STATED EXERCISE - Every line with the word "December" in it should be extracted from the data that follows.
══════
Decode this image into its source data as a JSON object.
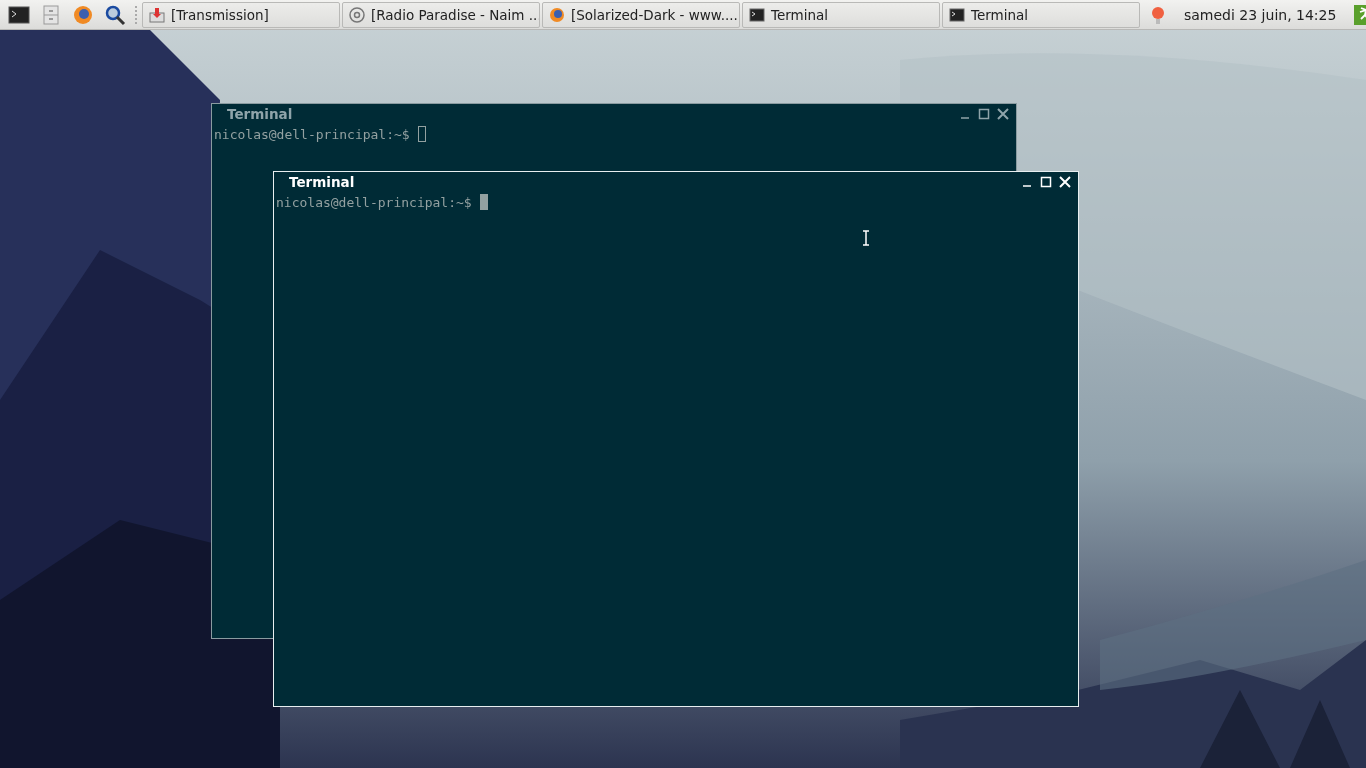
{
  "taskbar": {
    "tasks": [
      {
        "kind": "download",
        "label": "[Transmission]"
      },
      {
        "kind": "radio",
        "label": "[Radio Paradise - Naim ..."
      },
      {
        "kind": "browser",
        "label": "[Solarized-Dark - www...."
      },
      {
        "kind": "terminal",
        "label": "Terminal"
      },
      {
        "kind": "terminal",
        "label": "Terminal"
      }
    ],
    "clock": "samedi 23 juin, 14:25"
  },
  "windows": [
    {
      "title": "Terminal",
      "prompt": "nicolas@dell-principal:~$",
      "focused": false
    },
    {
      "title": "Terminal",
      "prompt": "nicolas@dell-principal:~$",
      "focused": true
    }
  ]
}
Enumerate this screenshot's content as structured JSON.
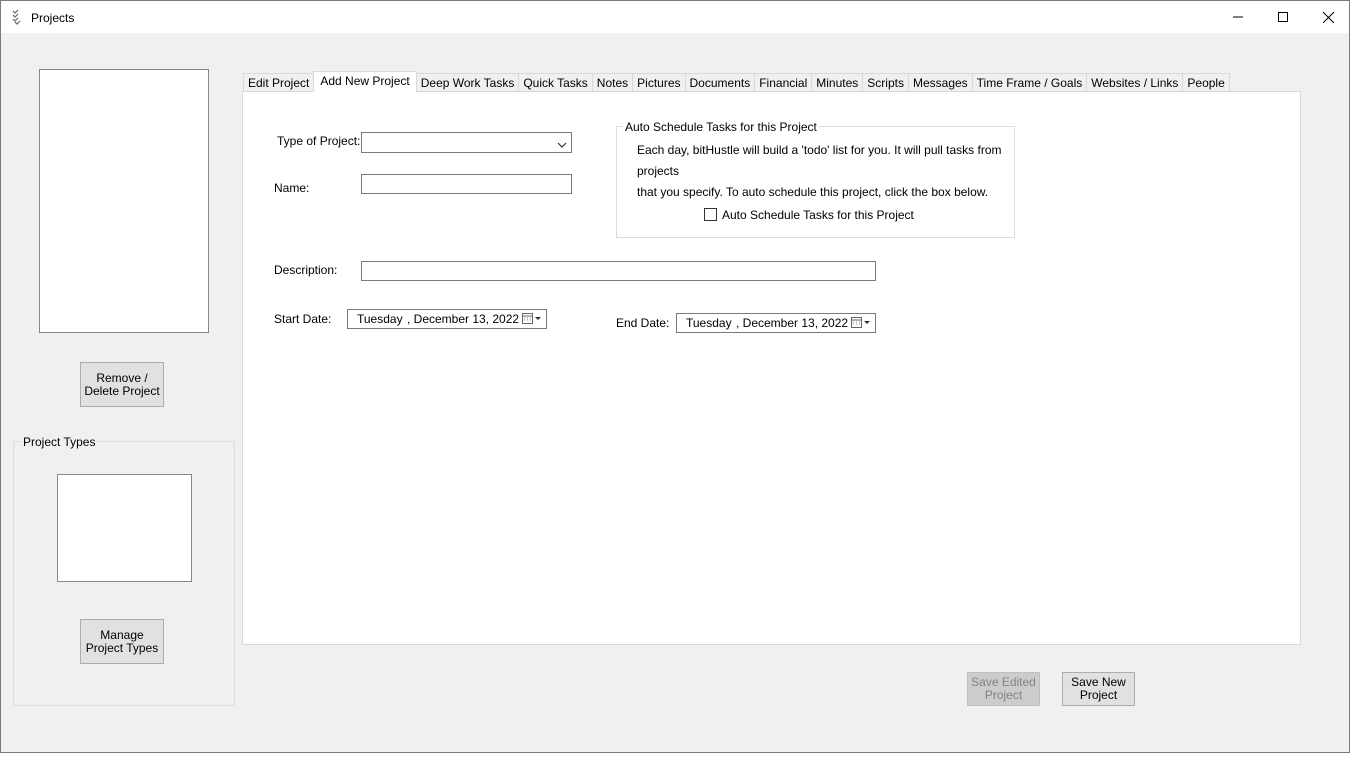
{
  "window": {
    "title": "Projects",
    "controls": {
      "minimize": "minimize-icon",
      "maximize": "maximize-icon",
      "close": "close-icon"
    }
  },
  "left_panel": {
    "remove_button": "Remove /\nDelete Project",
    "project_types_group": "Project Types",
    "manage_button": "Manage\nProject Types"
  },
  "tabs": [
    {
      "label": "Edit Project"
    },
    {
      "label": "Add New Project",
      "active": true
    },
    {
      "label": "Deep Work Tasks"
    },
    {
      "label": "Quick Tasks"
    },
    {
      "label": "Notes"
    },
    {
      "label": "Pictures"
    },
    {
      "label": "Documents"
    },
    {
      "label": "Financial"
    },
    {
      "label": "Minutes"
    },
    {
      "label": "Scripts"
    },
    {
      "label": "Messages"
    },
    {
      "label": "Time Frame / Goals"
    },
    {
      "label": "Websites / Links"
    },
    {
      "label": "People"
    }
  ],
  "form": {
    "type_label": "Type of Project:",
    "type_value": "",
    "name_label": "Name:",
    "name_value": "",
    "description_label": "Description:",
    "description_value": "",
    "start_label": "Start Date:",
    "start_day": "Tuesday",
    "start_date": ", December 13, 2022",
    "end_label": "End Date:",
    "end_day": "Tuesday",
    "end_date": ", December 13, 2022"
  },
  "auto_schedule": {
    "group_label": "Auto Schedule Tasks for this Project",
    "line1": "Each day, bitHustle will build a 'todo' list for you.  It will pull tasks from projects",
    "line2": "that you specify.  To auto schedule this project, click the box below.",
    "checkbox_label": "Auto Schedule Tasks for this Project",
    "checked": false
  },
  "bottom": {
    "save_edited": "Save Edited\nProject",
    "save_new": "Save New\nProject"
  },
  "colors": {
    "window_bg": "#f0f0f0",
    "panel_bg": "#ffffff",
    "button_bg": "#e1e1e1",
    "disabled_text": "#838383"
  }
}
══════
EXERCISE RESPONSE -
    "start_date": ", December 13, 2022",
    "end_date": ", December 13, 2022"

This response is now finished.